**Data rows**.

* begin *

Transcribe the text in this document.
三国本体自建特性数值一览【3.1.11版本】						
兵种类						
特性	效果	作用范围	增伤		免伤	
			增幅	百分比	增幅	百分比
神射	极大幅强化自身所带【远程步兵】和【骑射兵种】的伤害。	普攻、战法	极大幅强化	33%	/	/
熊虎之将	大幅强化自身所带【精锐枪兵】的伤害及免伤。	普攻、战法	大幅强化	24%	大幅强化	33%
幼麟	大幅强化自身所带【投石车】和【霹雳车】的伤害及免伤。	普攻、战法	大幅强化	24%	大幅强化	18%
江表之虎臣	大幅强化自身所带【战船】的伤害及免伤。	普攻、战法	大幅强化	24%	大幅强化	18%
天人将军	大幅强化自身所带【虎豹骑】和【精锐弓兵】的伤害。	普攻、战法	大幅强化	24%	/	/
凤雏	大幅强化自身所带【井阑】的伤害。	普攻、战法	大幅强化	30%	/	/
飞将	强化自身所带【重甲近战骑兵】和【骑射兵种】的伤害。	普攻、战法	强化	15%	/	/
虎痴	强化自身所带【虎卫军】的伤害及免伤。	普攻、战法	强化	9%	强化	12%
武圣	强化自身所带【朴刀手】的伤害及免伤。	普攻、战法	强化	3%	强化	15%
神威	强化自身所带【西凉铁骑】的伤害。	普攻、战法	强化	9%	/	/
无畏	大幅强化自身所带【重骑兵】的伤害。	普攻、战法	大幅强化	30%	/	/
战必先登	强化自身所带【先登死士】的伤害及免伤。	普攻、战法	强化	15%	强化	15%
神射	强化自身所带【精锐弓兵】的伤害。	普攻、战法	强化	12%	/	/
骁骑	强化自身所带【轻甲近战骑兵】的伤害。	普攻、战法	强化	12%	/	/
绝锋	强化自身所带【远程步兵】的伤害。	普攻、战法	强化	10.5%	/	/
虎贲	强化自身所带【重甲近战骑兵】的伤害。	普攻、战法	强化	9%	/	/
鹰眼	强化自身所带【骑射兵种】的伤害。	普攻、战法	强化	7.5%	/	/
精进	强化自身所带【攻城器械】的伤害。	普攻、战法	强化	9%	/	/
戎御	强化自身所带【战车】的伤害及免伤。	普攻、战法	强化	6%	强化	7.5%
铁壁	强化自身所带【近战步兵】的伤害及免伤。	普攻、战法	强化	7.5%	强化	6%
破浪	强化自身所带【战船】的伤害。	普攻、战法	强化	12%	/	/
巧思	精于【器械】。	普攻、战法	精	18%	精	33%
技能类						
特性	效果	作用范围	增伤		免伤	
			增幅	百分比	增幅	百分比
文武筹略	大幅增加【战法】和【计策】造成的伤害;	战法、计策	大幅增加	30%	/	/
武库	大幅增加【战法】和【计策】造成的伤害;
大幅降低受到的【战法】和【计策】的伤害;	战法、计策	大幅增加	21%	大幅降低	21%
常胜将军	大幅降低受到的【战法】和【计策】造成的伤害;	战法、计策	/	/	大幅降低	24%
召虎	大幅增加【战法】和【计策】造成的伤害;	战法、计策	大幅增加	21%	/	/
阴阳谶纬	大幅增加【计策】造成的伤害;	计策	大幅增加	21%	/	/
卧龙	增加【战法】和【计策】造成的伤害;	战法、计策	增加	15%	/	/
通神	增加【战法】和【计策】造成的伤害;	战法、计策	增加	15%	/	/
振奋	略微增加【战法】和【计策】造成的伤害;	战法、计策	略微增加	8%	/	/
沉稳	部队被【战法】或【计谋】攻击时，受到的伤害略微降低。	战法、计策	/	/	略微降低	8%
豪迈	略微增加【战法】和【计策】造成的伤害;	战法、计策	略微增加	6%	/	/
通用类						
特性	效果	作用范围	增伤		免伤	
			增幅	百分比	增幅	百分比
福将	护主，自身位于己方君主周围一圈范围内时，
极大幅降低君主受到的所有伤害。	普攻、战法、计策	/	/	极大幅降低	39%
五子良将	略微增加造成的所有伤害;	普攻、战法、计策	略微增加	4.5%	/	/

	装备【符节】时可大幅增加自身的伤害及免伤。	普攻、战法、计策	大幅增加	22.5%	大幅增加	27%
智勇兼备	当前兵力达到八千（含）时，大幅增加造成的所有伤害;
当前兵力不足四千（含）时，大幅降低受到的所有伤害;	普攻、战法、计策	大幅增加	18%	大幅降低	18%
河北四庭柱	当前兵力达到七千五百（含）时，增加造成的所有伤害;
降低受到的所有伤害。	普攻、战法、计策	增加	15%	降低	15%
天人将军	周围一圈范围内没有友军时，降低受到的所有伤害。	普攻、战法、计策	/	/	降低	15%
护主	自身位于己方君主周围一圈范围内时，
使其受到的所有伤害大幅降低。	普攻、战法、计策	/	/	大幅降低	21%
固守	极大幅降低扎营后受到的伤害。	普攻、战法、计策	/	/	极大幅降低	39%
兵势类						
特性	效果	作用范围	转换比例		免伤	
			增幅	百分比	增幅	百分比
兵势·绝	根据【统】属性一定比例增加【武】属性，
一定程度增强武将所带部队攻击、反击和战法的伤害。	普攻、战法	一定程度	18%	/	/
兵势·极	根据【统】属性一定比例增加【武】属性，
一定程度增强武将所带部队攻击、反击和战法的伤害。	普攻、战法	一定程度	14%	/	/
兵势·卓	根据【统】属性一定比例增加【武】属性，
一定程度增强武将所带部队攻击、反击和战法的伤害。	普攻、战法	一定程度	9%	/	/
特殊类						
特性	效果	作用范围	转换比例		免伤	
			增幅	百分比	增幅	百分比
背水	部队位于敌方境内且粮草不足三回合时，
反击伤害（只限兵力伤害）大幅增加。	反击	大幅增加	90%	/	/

* end *

**Given instruction**. Look through the entries above; copy every line holding the string "极大幅降低".

**Finished exercise**.
极大幅降低君主受到的所有伤害。	普攻、战法、计策	/	/	极大幅降低	39%
固守	极大幅降低扎营后受到的伤害。	普攻、战法、计策	/	/	极大幅降低	39%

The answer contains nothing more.